# TASK REQUIREMENTS
Can you retype every record below exactly as written?

(Stored data)
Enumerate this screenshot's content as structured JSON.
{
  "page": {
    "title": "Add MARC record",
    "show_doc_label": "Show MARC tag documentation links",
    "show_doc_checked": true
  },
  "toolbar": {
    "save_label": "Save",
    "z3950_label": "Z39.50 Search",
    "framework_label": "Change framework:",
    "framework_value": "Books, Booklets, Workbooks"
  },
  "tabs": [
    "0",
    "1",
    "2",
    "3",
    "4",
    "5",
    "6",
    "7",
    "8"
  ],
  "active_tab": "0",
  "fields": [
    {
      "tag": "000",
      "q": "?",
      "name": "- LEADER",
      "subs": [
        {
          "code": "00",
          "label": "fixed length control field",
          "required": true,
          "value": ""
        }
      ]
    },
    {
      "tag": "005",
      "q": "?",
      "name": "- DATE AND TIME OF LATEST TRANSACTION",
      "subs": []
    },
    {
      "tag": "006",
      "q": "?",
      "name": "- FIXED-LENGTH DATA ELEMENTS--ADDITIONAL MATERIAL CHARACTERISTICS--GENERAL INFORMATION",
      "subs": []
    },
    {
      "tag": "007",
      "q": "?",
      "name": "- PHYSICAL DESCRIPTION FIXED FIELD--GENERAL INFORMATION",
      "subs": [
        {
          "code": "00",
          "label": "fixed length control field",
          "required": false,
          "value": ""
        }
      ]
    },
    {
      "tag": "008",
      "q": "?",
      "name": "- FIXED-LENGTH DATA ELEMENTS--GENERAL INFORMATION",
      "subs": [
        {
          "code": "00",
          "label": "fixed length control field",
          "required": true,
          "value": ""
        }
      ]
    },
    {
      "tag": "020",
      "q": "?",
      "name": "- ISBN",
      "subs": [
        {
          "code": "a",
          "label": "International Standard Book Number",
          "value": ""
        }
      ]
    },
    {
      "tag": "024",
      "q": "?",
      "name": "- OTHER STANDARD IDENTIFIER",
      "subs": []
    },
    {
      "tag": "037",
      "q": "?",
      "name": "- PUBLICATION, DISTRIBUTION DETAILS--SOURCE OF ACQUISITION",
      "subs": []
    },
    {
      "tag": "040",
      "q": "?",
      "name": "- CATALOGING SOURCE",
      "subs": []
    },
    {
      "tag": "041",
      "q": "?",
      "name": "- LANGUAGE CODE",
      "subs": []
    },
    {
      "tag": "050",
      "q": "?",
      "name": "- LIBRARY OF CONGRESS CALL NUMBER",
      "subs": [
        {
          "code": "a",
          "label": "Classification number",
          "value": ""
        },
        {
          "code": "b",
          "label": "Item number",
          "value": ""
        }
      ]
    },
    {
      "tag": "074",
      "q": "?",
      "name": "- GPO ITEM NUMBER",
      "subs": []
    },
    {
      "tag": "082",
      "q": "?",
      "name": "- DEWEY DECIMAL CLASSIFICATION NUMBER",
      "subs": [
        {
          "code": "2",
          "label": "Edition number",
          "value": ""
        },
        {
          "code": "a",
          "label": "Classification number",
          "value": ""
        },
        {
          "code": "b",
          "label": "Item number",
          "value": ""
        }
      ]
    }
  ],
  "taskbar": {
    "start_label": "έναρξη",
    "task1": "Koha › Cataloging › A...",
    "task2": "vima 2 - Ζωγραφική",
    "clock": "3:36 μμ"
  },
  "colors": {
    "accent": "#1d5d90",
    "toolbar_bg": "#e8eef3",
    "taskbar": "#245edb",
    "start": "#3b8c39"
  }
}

# SOLVED PROBLEM
Enumerate this screenshot's content as structured JSON.
{
  "page": {
    "title": "Add MARC record",
    "show_doc_label": "Show MARC tag documentation links",
    "show_doc_checked": true
  },
  "toolbar": {
    "save_label": "Save",
    "z3950_label": "Z39.50 Search",
    "framework_label": "Change framework:",
    "framework_value": "Books, Booklets, Workbooks"
  },
  "tabs": [
    "0",
    "1",
    "2",
    "3",
    "4",
    "5",
    "6",
    "7",
    "8"
  ],
  "active_tab": "0",
  "fields": [
    {
      "tag": "000",
      "q": "?",
      "name": "- LEADER",
      "subs": [
        {
          "code": "00",
          "label": "fixed length control field",
          "required": true,
          "value": ""
        }
      ]
    },
    {
      "tag": "005",
      "q": "?",
      "name": "- DATE AND TIME OF LATEST TRANSACTION",
      "subs": []
    },
    {
      "tag": "006",
      "q": "?",
      "name": "- FIXED-LENGTH DATA ELEMENTS--ADDITIONAL MATERIAL CHARACTERISTICS--GENERAL INFORMATION",
      "subs": []
    },
    {
      "tag": "007",
      "q": "?",
      "name": "- PHYSICAL DESCRIPTION FIXED FIELD--GENERAL INFORMATION",
      "subs": [
        {
          "code": "00",
          "label": "fixed length control field",
          "required": false,
          "value": ""
        }
      ]
    },
    {
      "tag": "008",
      "q": "?",
      "name": "- FIXED-LENGTH DATA ELEMENTS--GENERAL INFORMATION",
      "subs": [
        {
          "code": "00",
          "label": "fixed length control field",
          "required": true,
          "value": ""
        }
      ]
    },
    {
      "tag": "020",
      "q": "?",
      "name": "- ISBN",
      "subs": [
        {
          "code": "a",
          "label": "International Standard Book Number",
          "value": ""
        }
      ]
    },
    {
      "tag": "024",
      "q": "?",
      "name": "- OTHER STANDARD IDENTIFIER",
      "subs": []
    },
    {
      "tag": "037",
      "q": "?",
      "name": "- PUBLICATION, DISTRIBUTION DETAILS--SOURCE OF ACQUISITION",
      "subs": []
    },
    {
      "tag": "040",
      "q": "?",
      "name": "- CATALOGING SOURCE",
      "subs": []
    },
    {
      "tag": "041",
      "q": "?",
      "name": "- LANGUAGE CODE",
      "subs": []
    },
    {
      "tag": "050",
      "q": "?",
      "name": "- LIBRARY OF CONGRESS CALL NUMBER",
      "subs": [
        {
          "code": "a",
          "label": "Classification number",
          "value": ""
        },
        {
          "code": "b",
          "label": "Item number",
          "value": ""
        }
      ]
    },
    {
      "tag": "074",
      "q": "?",
      "name": "- GPO ITEM NUMBER",
      "subs": []
    },
    {
      "tag": "082",
      "q": "?",
      "name": "- DEWEY DECIMAL CLASSIFICATION NUMBER",
      "subs": [
        {
          "code": "2",
          "label": "Edition number",
          "value": ""
        },
        {
          "code": "a",
          "label": "Classification number",
          "value": ""
        },
        {
          "code": "b",
          "label": "Item number",
          "value": ""
        }
      ]
    }
  ],
  "taskbar": {
    "start_label": "έναρξη",
    "task1": "Koha › Cataloging › A...",
    "task2": "vima 2 - Ζωγραφική",
    "clock": "3:36 μμ"
  },
  "colors": {
    "accent": "#1d5d90",
    "toolbar_bg": "#e8eef3",
    "taskbar": "#245edb",
    "start": "#3b8c39"
  }
}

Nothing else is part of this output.